What you should do: Check every line of the entries for "frezede", and copy the lines that hold it.

Data entries:

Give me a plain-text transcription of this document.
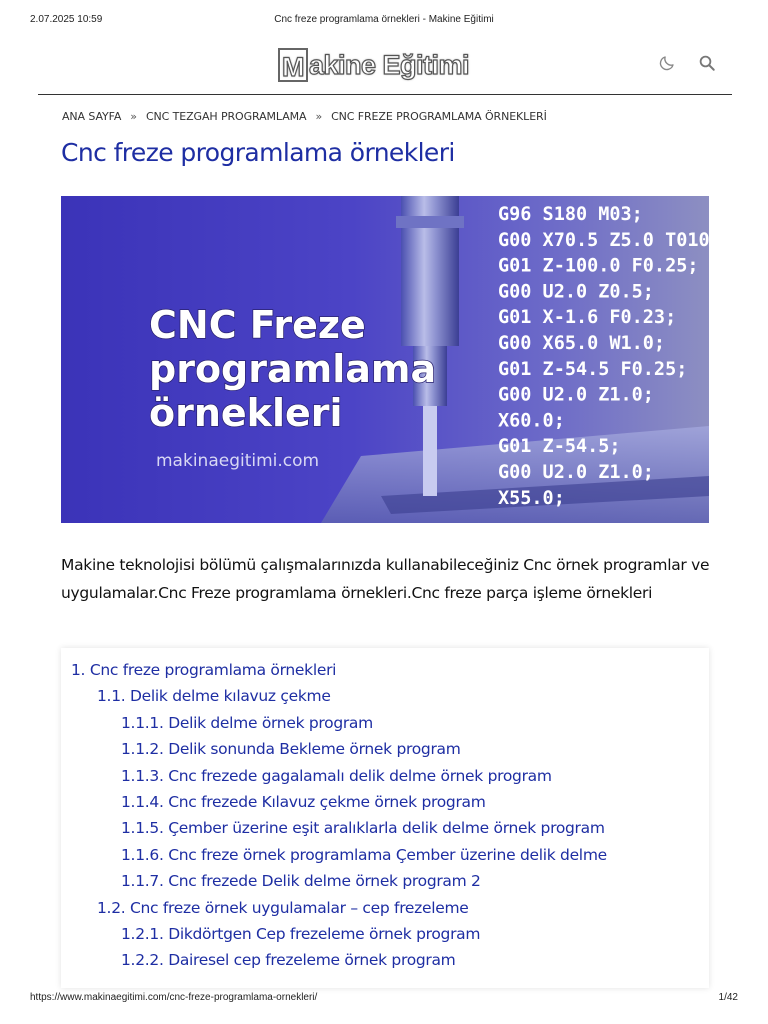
2.07.2025 10:59	Cnc freze programlama örnekleri - Makine Eğitimi
M akine Eğitimi
ANA SAYFA » CNC TEZGAH PROGRAMLAMA » CNC FREZE PROGRAMLAMA ÖRNEKLERİ
Cnc freze programlama örnekleri
CNC Freze
programlama
örnekleri
makinaegitimi.com
G96 S180 M03;
G00 X70.5 Z5.0 T0101 M
G01 Z-100.0 F0.25;
G00 U2.0 Z0.5;
G01 X-1.6 F0.23;
G00 X65.0 W1.0;
G01 Z-54.5 F0.25;
G00 U2.0 Z1.0;
X60.0;
G01 Z-54.5;
G00 U2.0 Z1.0;
X55.0;

Makine teknolojisi bölümü çalışmalarınızda kullanabileceğiniz Cnc örnek programlar ve uygulamalar.Cnc Freze programlama örnekleri.Cnc freze parça işleme örnekleri

1. Cnc freze programlama örnekleri
1.1. Delik delme kılavuz çekme
1.1.1. Delik delme örnek program
1.1.2. Delik sonunda Bekleme örnek program
1.1.3. Cnc frezede gagalamalı delik delme örnek program
1.1.4. Cnc frezede Kılavuz çekme örnek program
1.1.5. Çember üzerine eşit aralıklarla delik delme örnek program
1.1.6. Cnc freze örnek programlama Çember üzerine delik delme
1.1.7. Cnc frezede Delik delme örnek program 2
1.2. Cnc freze örnek uygulamalar – cep frezeleme
1.2.1. Dikdörtgen Cep frezeleme örnek program
1.2.2. Dairesel cep frezeleme örnek program
https://www.makinaegitimi.com/cnc-freze-programlama-ornekleri/	1/42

Final answer:
1.1.3. Cnc frezede gagalamalı delik delme örnek program
1.1.4. Cnc frezede Kılavuz çekme örnek program
1.1.7. Cnc frezede Delik delme örnek program 2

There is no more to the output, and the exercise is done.